*PROBLEM DESCRIPTION*
Write the data out again, character for character, with no images.

*MATERIAL TO PROCESS*
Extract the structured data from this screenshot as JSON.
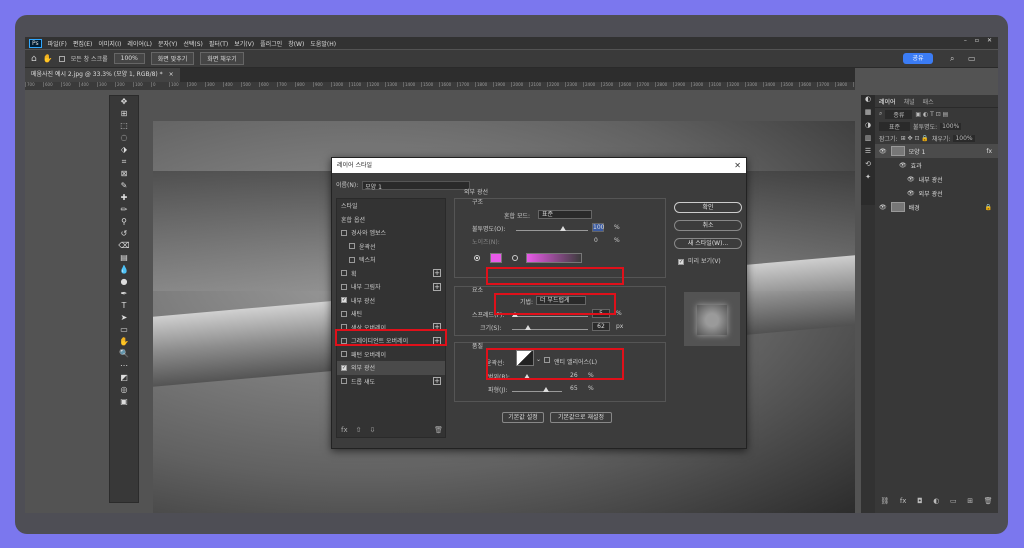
{
  "menubar": {
    "logo": "Ps",
    "items": [
      "파일(F)",
      "편집(E)",
      "이미지(I)",
      "레이어(L)",
      "문자(Y)",
      "선택(S)",
      "필터(T)",
      "보기(V)",
      "플러그인",
      "창(W)",
      "도움말(H)"
    ],
    "window_controls": [
      "–",
      "▫",
      "✕"
    ]
  },
  "options_bar": {
    "scroll_all_label": "모든 창 스크롤",
    "zoom_value": "100%",
    "fit_screen": "화면 맞추기",
    "fill_screen": "화면 채우기",
    "share": "공유"
  },
  "document_tab": {
    "title": "메움사진 예시 2.jpg @ 33.3% (모양 1, RGB/8) *",
    "close": "×"
  },
  "ruler": {
    "ticks": [
      "700",
      "600",
      "500",
      "400",
      "300",
      "200",
      "100",
      "0",
      "100",
      "200",
      "300",
      "400",
      "500",
      "600",
      "700",
      "800",
      "900",
      "1000",
      "1100",
      "1200",
      "1300",
      "1400",
      "1500",
      "1600",
      "1700",
      "1800",
      "1900",
      "2000",
      "2100",
      "2200",
      "2300",
      "2400",
      "2500",
      "2600",
      "2700",
      "2800",
      "2900",
      "3000",
      "3100",
      "3200",
      "3300",
      "3400",
      "3500",
      "3600",
      "3700",
      "3800",
      "3900",
      "4000",
      "4100",
      "4200",
      "4300",
      "4400",
      "4500"
    ]
  },
  "layers_panel": {
    "tabs": [
      "레이어",
      "채널",
      "패스"
    ],
    "search_kind": "종류",
    "blend_mode": "표준",
    "opacity_label": "불투명도:",
    "opacity_value": "100%",
    "lock_label": "잠그기:",
    "fill_label": "채우기:",
    "fill_value": "100%",
    "layers": [
      {
        "name": "모양 1",
        "badge": "fx"
      },
      {
        "name": "효과"
      },
      {
        "name": "내부 광선"
      },
      {
        "name": "외부 광선"
      },
      {
        "name": "배경"
      }
    ]
  },
  "dialog": {
    "title": "레이어 스타일",
    "close": "✕",
    "name_label": "이름(N):",
    "name_value": "모양 1",
    "list": {
      "header_styles": "스타일",
      "header_blend": "혼합 옵션",
      "items": [
        "경사와 엠보스",
        "윤곽선",
        "텍스처",
        "획",
        "내부 그림자",
        "내부 광선",
        "새틴",
        "색상 오버레이",
        "그레이디언트 오버레이",
        "패턴 오버레이",
        "외부 광선",
        "드롭 섀도"
      ]
    },
    "panel_title": "외부 광선",
    "structure": {
      "title": "구조",
      "blend_label": "혼합 모드:",
      "blend_value": "표준",
      "opacity_label": "불투명도(O):",
      "opacity_value": "100",
      "noise_label": "노이즈(N):",
      "noise_value": "0",
      "percent": "%"
    },
    "color": {
      "pink": "#e85ae8"
    },
    "elements": {
      "title": "요소",
      "method_label": "기법:",
      "method_value": "더 부드럽게",
      "spread_label": "스프레드(P):",
      "spread_value": "5",
      "size_label": "크기(S):",
      "size_value": "62",
      "percent": "%",
      "px": "px"
    },
    "quality": {
      "title": "품질",
      "contour_label": "윤곽선:",
      "antialias_label": "앤티 앨리어스(L)",
      "range_label": "범위(R):",
      "range_value": "26",
      "jitter_label": "파형(J):",
      "jitter_value": "65",
      "percent": "%"
    },
    "set_default": "기본값 설정",
    "reset_default": "기본값으로 재설정",
    "buttons": {
      "ok": "확인",
      "cancel": "취소",
      "new_style": "새 스타일(W)...",
      "preview": "미리 보기(V)"
    },
    "list_footer": [
      "fx",
      "⇧",
      "⇩",
      "🗑"
    ]
  },
  "highlight_color": "#e0101a"
}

*TASK OUTPUT*
Extract the structured data from this screenshot as JSON.
{
  "menubar": {
    "logo": "Ps",
    "items": [
      "파일(F)",
      "편집(E)",
      "이미지(I)",
      "레이어(L)",
      "문자(Y)",
      "선택(S)",
      "필터(T)",
      "보기(V)",
      "플러그인",
      "창(W)",
      "도움말(H)"
    ],
    "window_controls": [
      "–",
      "▫",
      "✕"
    ]
  },
  "options_bar": {
    "scroll_all_label": "모든 창 스크롤",
    "zoom_value": "100%",
    "fit_screen": "화면 맞추기",
    "fill_screen": "화면 채우기",
    "share": "공유"
  },
  "document_tab": {
    "title": "메움사진 예시 2.jpg @ 33.3% (모양 1, RGB/8) *",
    "close": "×"
  },
  "ruler": {
    "ticks": [
      "700",
      "600",
      "500",
      "400",
      "300",
      "200",
      "100",
      "0",
      "100",
      "200",
      "300",
      "400",
      "500",
      "600",
      "700",
      "800",
      "900",
      "1000",
      "1100",
      "1200",
      "1300",
      "1400",
      "1500",
      "1600",
      "1700",
      "1800",
      "1900",
      "2000",
      "2100",
      "2200",
      "2300",
      "2400",
      "2500",
      "2600",
      "2700",
      "2800",
      "2900",
      "3000",
      "3100",
      "3200",
      "3300",
      "3400",
      "3500",
      "3600",
      "3700",
      "3800",
      "3900",
      "4000",
      "4100",
      "4200",
      "4300",
      "4400",
      "4500"
    ]
  },
  "layers_panel": {
    "tabs": [
      "레이어",
      "채널",
      "패스"
    ],
    "search_kind": "종류",
    "blend_mode": "표준",
    "opacity_label": "불투명도:",
    "opacity_value": "100%",
    "lock_label": "잠그기:",
    "fill_label": "채우기:",
    "fill_value": "100%",
    "layers": [
      {
        "name": "모양 1",
        "badge": "fx"
      },
      {
        "name": "효과"
      },
      {
        "name": "내부 광선"
      },
      {
        "name": "외부 광선"
      },
      {
        "name": "배경"
      }
    ]
  },
  "dialog": {
    "title": "레이어 스타일",
    "close": "✕",
    "name_label": "이름(N):",
    "name_value": "모양 1",
    "list": {
      "header_styles": "스타일",
      "header_blend": "혼합 옵션",
      "items": [
        "경사와 엠보스",
        "윤곽선",
        "텍스처",
        "획",
        "내부 그림자",
        "내부 광선",
        "새틴",
        "색상 오버레이",
        "그레이디언트 오버레이",
        "패턴 오버레이",
        "외부 광선",
        "드롭 섀도"
      ]
    },
    "panel_title": "외부 광선",
    "structure": {
      "title": "구조",
      "blend_label": "혼합 모드:",
      "blend_value": "표준",
      "opacity_label": "불투명도(O):",
      "opacity_value": "100",
      "noise_label": "노이즈(N):",
      "noise_value": "0",
      "percent": "%"
    },
    "color": {
      "pink": "#e85ae8"
    },
    "elements": {
      "title": "요소",
      "method_label": "기법:",
      "method_value": "더 부드럽게",
      "spread_label": "스프레드(P):",
      "spread_value": "5",
      "size_label": "크기(S):",
      "size_value": "62",
      "percent": "%",
      "px": "px"
    },
    "quality": {
      "title": "품질",
      "contour_label": "윤곽선:",
      "antialias_label": "앤티 앨리어스(L)",
      "range_label": "범위(R):",
      "range_value": "26",
      "jitter_label": "파형(J):",
      "jitter_value": "65",
      "percent": "%"
    },
    "set_default": "기본값 설정",
    "reset_default": "기본값으로 재설정",
    "buttons": {
      "ok": "확인",
      "cancel": "취소",
      "new_style": "새 스타일(W)...",
      "preview": "미리 보기(V)"
    },
    "list_footer": [
      "fx",
      "⇧",
      "⇩",
      "🗑"
    ]
  },
  "highlight_color": "#e0101a"
}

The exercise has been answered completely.